* **THE PROBLEM**: Every line of the listing below should be written out exactly, minus its images.

* **ENTRIES PROVIDED**:
──────────

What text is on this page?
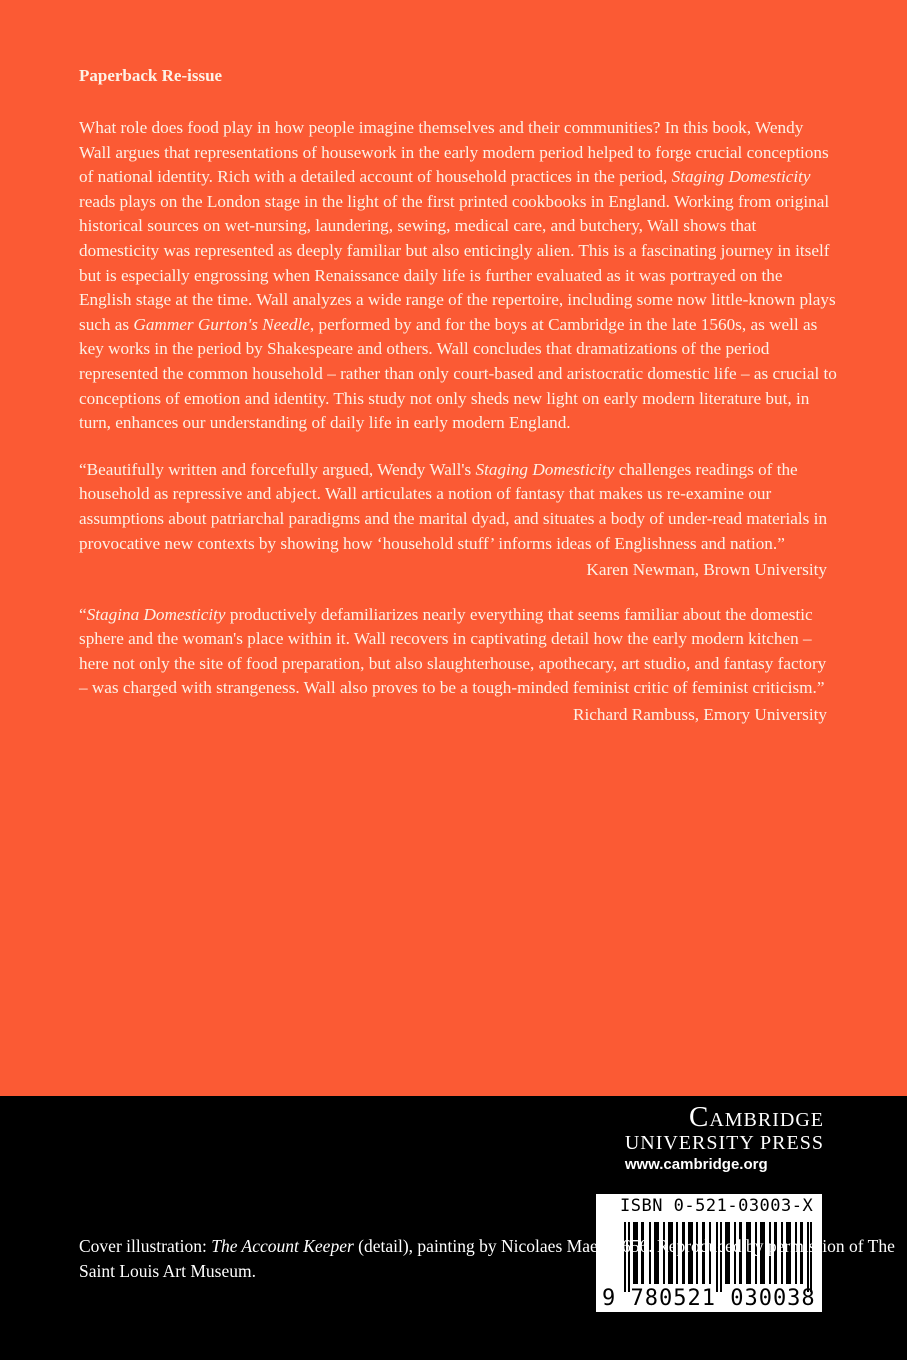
Paperback Re-issue

What role does food play in how people imagine themselves and their communities? In this book, Wendy Wall argues that representations of housework in the early modern period helped to forge crucial conceptions of national identity. Rich with a detailed account of household practices in the period, Staging Domesticity reads plays on the London stage in the light of the first printed cookbooks in England. Working from original historical sources on wet-nursing, laundering, sewing, medical care, and butchery, Wall shows that domesticity was represented as deeply familiar but also enticingly alien. This is a fascinating journey in itself but is especially engrossing when Renaissance daily life is further evaluated as it was portrayed on the English stage at the time. Wall analyzes a wide range of the repertoire, including some now little-known plays such as Gammer Gurton's Needle, performed by and for the boys at Cambridge in the late 1560s, as well as key works in the period by Shakespeare and others. Wall concludes that dramatizations of the period represented the common household – rather than only court-based and aristocratic domestic life – as crucial to conceptions of emotion and identity. This study not only sheds new light on early modern literature but, in turn, enhances our understanding of daily life in early modern England.

“Beautifully written and forcefully argued, Wendy Wall's Staging Domesticity challenges readings of the household as repressive and abject. Wall articulates a notion of fantasy that makes us re-examine our assumptions about patriarchal paradigms and the marital dyad, and situates a body of under-read materials in provocative new contexts by showing how ‘household stuff’ informs ideas of Englishness and nation.”

Karen Newman, Brown University

“Stagina Domesticity productively defamiliarizes nearly everything that seems familiar about the domestic sphere and the woman's place within it. Wall recovers in captivating detail how the early modern kitchen – here not only the site of food preparation, but also slaughterhouse, apothecary, art studio, and fantasy factory – was charged with strangeness. Wall also proves to be a tough-minded feminist critic of feminist criticism.”

Richard Rambuss, Emory University

Cambridge
UNIVERSITY PRESS
www.cambridge.org
ISBN 0-521-03003-X
9 780521 030038 >
Cover illustration: The Account Keeper (detail), painting by Nicolaes Maes, 1656. Reproduced by permission of The Saint Louis Art Museum.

──────────

* **TASK OUTPUT**:
What text is on this page?
Paperback Re-issue

What role does food play in how people imagine themselves and their communities? In this book, Wendy Wall argues that representations of housework in the early modern period helped to forge crucial conceptions of national identity. Rich with a detailed account of household practices in the period, Staging Domesticity reads plays on the London stage in the light of the first printed cookbooks in England. Working from original historical sources on wet-nursing, laundering, sewing, medical care, and butchery, Wall shows that domesticity was represented as deeply familiar but also enticingly alien. This is a fascinating journey in itself but is especially engrossing when Renaissance daily life is further evaluated as it was portrayed on the English stage at the time. Wall analyzes a wide range of the repertoire, including some now little-known plays such as Gammer Gurton's Needle, performed by and for the boys at Cambridge in the late 1560s, as well as key works in the period by Shakespeare and others. Wall concludes that dramatizations of the period represented the common household – rather than only court-based and aristocratic domestic life – as crucial to conceptions of emotion and identity. This study not only sheds new light on early modern literature but, in turn, enhances our understanding of daily life in early modern England.

“Beautifully written and forcefully argued, Wendy Wall's Staging Domesticity challenges readings of the household as repressive and abject. Wall articulates a notion of fantasy that makes us re-examine our assumptions about patriarchal paradigms and the marital dyad, and situates a body of under-read materials in provocative new contexts by showing how ‘household stuff’ informs ideas of Englishness and nation.”

Karen Newman, Brown University

“Stagina Domesticity productively defamiliarizes nearly everything that seems familiar about the domestic sphere and the woman's place within it. Wall recovers in captivating detail how the early modern kitchen – here not only the site of food preparation, but also slaughterhouse, apothecary, art studio, and fantasy factory – was charged with strangeness. Wall also proves to be a tough-minded feminist critic of feminist criticism.”

Richard Rambuss, Emory University

Cambridge
UNIVERSITY PRESS
www.cambridge.org
ISBN 0-521-03003-X
9 780521 030038 >
Cover illustration: The Account Keeper (detail), painting by Nicolaes Maes, 1656. Reproduced by permission of The Saint Louis Art Museum.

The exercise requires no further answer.